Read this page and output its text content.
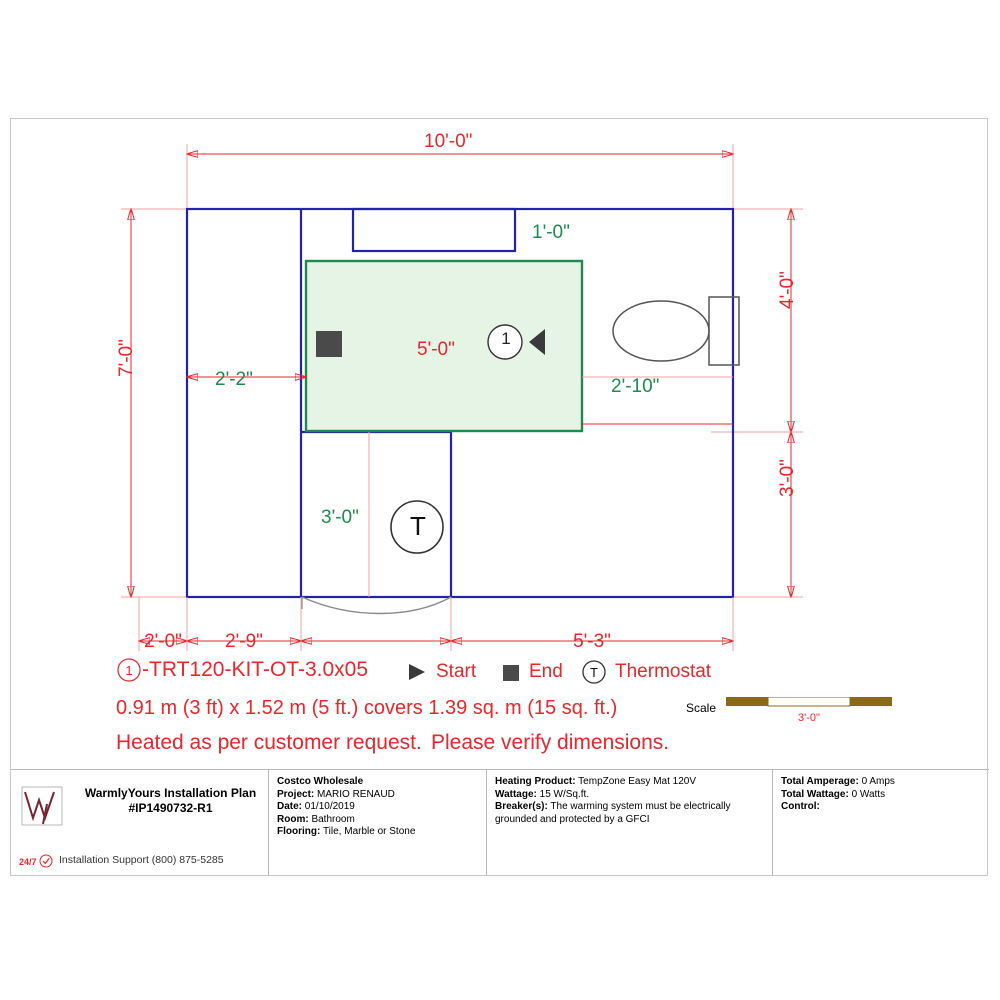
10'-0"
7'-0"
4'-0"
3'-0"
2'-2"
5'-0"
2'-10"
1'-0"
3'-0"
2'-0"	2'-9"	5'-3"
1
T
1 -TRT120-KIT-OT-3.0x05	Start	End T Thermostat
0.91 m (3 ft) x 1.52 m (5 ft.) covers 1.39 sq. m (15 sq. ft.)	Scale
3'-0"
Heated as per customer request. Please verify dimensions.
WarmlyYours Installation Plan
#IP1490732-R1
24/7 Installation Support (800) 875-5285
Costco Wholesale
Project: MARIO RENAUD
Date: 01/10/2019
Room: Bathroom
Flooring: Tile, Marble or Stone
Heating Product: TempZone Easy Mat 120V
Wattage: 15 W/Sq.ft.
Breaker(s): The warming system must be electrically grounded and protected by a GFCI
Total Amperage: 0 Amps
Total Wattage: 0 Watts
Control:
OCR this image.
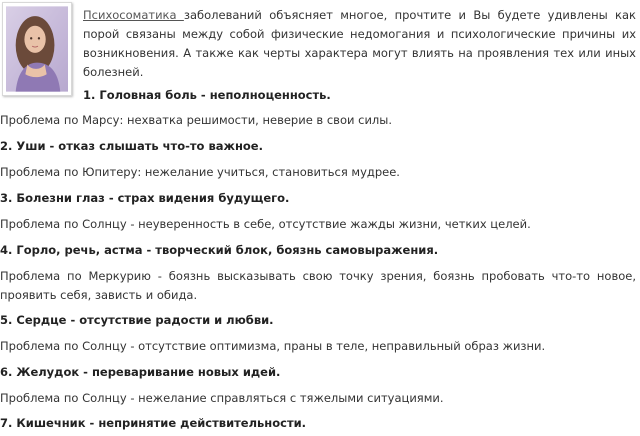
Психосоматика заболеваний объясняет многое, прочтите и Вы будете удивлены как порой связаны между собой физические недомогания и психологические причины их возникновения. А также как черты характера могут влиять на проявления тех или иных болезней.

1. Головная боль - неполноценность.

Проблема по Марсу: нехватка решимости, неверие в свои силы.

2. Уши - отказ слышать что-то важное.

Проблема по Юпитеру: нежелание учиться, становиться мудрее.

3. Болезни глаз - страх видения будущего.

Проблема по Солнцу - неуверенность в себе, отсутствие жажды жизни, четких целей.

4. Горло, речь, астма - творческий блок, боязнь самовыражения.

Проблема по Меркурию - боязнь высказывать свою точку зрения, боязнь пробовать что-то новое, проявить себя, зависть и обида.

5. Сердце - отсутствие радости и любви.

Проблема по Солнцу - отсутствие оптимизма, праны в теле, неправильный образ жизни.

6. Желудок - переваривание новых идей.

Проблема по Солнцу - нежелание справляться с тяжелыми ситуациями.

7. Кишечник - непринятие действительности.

- [SHORT TASK] Without including any picture, retype the entries exactly.

- [EXPECTED ANSWER]
Read this page and output its text content.
10'-0"
7'-0"
4'-0"
3'-0"
2'-2"
5'-0"
2'-10"
1'-0"
3'-0"
2'-0"	2'-9"	5'-3"
1
T
1 -TRT120-KIT-OT-3.0x05	Start	End T Thermostat
0.91 m (3 ft) x 1.52 m (5 ft.) covers 1.39 sq. m (15 sq. ft.)	Scale
3'-0"
Heated as per customer request. Please verify dimensions.
WarmlyYours Installation Plan
#IP1490732-R1
24/7 Installation Support (800) 875-5285
Costco Wholesale
Project: MARIO RENAUD
Date: 01/10/2019
Room: Bathroom
Flooring: Tile, Marble or Stone
Heating Product: TempZone Easy Mat 120V
Wattage: 15 W/Sq.ft.
Breaker(s): The warming system must be electrically grounded and protected by a GFCI
Total Amperage: 0 Amps
Total Wattage: 0 Watts
Control:
OCR this image.
Психосоматика заболеваний объясняет многое, прочтите и Вы будете удивлены как порой связаны между собой физические недомогания и психологические причины их возникновения. А также как черты характера могут влиять на проявления тех или иных болезней.

1. Головная боль - неполноценность.

Проблема по Марсу: нехватка решимости, неверие в свои силы.

2. Уши - отказ слышать что-то важное.

Проблема по Юпитеру: нежелание учиться, становиться мудрее.

3. Болезни глаз - страх видения будущего.

Проблема по Солнцу - неуверенность в себе, отсутствие жажды жизни, четких целей.

4. Горло, речь, астма - творческий блок, боязнь самовыражения.

Проблема по Меркурию - боязнь высказывать свою точку зрения, боязнь пробовать что-то новое, проявить себя, зависть и обида.

5. Сердце - отсутствие радости и любви.

Проблема по Солнцу - отсутствие оптимизма, праны в теле, неправильный образ жизни.

6. Желудок - переваривание новых идей.

Проблема по Солнцу - нежелание справляться с тяжелыми ситуациями.

7. Кишечник - непринятие действительности.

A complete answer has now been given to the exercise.